- _PROBLEM DETAILS_
Collect all the lines that mention the word "Interval".

- _DATASET EXTRACT_
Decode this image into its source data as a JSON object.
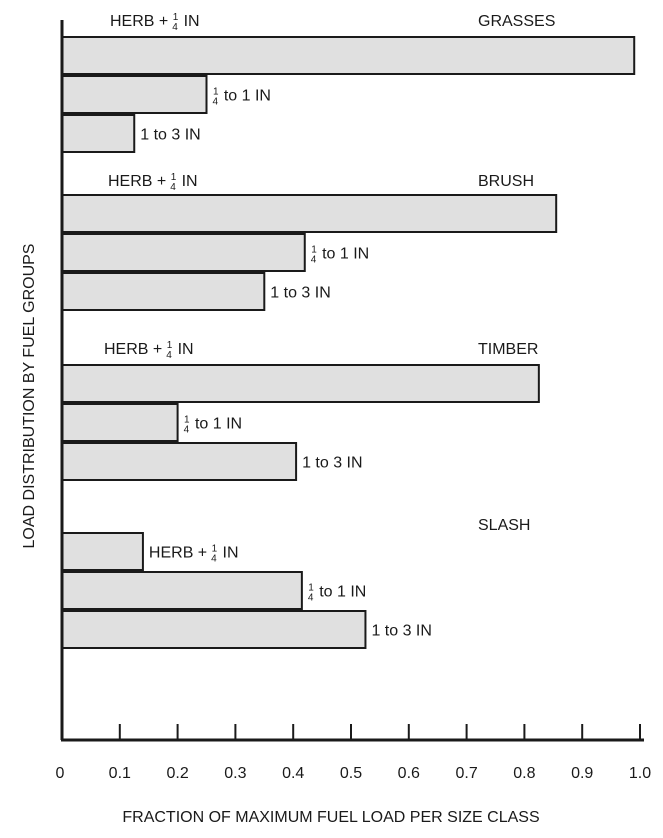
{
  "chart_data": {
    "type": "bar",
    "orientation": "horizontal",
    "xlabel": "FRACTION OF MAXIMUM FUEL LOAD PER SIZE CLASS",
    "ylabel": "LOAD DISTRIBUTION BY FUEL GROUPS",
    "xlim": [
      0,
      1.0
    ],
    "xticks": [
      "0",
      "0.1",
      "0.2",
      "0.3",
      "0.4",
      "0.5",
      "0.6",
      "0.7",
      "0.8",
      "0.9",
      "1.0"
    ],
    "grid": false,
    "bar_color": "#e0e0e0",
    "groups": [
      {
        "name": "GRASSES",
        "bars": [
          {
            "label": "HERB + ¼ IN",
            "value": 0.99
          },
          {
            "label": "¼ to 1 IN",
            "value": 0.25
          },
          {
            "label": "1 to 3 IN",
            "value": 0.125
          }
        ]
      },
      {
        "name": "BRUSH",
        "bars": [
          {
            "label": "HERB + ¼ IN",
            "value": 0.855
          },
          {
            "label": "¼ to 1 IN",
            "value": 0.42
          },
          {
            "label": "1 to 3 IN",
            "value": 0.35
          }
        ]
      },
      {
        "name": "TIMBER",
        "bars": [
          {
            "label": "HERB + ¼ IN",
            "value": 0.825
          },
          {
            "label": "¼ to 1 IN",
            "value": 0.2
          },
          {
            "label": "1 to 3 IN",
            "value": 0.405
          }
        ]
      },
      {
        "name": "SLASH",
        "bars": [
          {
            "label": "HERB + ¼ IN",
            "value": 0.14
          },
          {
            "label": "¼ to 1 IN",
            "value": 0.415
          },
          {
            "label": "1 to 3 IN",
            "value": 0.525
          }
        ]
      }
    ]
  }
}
---
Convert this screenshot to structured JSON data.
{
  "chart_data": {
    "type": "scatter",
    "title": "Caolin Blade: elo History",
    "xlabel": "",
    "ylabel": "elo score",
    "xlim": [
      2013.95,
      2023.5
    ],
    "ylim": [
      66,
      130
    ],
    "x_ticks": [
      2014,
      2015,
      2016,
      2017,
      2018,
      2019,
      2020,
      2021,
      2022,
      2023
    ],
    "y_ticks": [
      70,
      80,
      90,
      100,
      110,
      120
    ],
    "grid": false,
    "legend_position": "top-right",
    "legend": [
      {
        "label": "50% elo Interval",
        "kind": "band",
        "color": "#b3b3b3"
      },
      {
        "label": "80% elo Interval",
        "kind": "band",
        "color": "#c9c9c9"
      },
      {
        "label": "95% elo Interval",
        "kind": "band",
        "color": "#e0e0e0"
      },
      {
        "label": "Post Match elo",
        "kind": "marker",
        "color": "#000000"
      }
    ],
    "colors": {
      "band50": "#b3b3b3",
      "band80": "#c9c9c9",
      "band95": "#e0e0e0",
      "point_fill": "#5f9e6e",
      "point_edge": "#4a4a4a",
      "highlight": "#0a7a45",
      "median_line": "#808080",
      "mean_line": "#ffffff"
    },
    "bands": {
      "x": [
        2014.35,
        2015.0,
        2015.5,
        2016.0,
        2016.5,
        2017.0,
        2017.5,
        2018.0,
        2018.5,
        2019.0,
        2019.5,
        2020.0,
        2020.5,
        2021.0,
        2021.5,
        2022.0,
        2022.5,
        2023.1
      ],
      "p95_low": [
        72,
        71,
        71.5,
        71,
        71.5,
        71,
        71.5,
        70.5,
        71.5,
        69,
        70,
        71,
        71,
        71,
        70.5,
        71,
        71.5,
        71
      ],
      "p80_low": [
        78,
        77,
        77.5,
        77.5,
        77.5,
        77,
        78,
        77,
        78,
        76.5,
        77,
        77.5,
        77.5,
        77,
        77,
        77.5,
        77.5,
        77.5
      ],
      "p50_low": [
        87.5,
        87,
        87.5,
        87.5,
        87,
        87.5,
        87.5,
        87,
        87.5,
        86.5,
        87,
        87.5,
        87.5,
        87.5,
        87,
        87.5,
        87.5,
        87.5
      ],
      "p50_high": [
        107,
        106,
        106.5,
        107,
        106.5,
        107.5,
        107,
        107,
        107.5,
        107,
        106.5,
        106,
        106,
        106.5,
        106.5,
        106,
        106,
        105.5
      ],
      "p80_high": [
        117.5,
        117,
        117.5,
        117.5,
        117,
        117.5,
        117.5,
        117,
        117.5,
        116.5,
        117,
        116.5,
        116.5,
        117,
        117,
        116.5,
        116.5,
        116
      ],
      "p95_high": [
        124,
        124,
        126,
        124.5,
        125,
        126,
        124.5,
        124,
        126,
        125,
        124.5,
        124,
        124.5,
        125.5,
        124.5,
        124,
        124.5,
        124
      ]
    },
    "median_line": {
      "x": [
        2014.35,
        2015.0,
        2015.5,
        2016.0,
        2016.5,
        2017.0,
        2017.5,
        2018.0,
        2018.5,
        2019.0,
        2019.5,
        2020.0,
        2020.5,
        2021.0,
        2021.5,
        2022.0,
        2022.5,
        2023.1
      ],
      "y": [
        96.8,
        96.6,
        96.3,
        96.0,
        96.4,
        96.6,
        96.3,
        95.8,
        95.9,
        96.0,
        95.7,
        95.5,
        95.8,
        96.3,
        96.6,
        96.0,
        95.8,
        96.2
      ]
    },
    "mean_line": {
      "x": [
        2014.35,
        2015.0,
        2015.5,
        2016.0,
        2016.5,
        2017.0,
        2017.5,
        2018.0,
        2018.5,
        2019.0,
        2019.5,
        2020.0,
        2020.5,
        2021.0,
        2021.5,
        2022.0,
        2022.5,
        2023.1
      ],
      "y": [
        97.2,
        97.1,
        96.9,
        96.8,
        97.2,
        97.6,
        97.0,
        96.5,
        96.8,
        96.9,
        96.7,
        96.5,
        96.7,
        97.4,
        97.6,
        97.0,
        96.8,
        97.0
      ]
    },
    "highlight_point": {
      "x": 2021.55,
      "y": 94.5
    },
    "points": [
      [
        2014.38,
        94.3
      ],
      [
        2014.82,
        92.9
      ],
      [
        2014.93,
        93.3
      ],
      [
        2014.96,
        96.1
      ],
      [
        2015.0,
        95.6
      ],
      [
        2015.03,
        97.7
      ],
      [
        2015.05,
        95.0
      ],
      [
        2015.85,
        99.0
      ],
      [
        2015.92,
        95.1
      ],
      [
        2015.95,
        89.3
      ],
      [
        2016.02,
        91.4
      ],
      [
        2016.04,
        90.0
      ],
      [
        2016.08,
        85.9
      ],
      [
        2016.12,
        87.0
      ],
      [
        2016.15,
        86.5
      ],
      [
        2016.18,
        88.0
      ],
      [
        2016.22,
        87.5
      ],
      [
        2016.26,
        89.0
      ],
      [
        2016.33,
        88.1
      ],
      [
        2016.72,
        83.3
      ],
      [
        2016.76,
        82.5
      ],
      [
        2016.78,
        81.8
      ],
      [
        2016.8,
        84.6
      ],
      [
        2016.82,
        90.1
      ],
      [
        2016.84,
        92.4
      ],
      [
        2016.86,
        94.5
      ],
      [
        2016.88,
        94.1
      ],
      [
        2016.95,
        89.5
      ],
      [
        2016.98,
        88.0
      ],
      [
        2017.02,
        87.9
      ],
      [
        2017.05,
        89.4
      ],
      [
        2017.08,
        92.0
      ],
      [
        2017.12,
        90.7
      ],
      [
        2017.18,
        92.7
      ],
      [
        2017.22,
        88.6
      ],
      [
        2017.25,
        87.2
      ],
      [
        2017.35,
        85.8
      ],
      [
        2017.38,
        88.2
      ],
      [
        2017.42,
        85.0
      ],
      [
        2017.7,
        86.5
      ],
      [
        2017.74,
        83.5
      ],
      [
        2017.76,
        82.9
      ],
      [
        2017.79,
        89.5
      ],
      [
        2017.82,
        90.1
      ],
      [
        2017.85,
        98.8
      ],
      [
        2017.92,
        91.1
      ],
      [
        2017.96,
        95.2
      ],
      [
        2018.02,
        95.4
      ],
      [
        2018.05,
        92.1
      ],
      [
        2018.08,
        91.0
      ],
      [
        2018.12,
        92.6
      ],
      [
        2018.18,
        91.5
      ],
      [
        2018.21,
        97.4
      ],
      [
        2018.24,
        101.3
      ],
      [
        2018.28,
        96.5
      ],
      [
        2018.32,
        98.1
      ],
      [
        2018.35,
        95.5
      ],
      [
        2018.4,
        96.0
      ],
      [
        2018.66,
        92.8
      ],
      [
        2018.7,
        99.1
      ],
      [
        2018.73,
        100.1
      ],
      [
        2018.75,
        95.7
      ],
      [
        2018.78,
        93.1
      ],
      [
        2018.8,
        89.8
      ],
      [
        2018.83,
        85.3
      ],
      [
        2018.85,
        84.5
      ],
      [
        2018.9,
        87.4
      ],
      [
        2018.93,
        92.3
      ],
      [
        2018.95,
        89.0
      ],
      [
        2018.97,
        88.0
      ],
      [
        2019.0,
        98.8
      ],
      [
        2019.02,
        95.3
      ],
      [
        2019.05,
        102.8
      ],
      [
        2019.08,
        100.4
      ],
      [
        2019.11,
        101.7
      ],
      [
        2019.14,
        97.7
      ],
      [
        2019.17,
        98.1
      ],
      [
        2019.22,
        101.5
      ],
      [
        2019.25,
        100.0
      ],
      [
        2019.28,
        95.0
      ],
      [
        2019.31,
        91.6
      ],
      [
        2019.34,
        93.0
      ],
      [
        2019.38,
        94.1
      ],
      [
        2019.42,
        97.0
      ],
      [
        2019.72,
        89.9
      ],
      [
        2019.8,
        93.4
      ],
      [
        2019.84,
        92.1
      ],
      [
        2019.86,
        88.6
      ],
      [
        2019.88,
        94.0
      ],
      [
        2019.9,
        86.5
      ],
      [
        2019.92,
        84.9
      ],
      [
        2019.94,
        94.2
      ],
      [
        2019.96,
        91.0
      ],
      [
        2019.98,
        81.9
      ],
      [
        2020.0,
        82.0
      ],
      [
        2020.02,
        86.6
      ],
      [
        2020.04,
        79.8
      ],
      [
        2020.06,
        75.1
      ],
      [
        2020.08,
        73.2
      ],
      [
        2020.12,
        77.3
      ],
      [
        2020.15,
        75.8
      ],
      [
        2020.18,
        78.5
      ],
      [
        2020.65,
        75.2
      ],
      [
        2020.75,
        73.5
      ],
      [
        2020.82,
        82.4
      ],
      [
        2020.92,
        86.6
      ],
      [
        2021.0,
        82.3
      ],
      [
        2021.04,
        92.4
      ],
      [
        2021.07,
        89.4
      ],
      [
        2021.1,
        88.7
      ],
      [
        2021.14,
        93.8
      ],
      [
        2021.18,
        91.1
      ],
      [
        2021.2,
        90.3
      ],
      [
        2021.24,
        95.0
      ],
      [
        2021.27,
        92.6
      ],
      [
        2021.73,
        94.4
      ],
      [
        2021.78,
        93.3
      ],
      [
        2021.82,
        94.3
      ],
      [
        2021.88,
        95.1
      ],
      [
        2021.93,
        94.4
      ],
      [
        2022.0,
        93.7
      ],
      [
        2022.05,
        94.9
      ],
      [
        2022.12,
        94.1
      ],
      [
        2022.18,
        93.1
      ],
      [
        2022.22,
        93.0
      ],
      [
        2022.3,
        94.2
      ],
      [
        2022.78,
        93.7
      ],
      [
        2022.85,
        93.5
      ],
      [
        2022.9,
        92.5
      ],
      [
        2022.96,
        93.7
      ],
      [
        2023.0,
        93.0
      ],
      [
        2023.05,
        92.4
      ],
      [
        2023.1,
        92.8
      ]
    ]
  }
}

- _RESPONSE TO THIS EXERCISE_
        "label": "50% elo Interval",
        "label": "80% elo Interval",
        "label": "95% elo Interval",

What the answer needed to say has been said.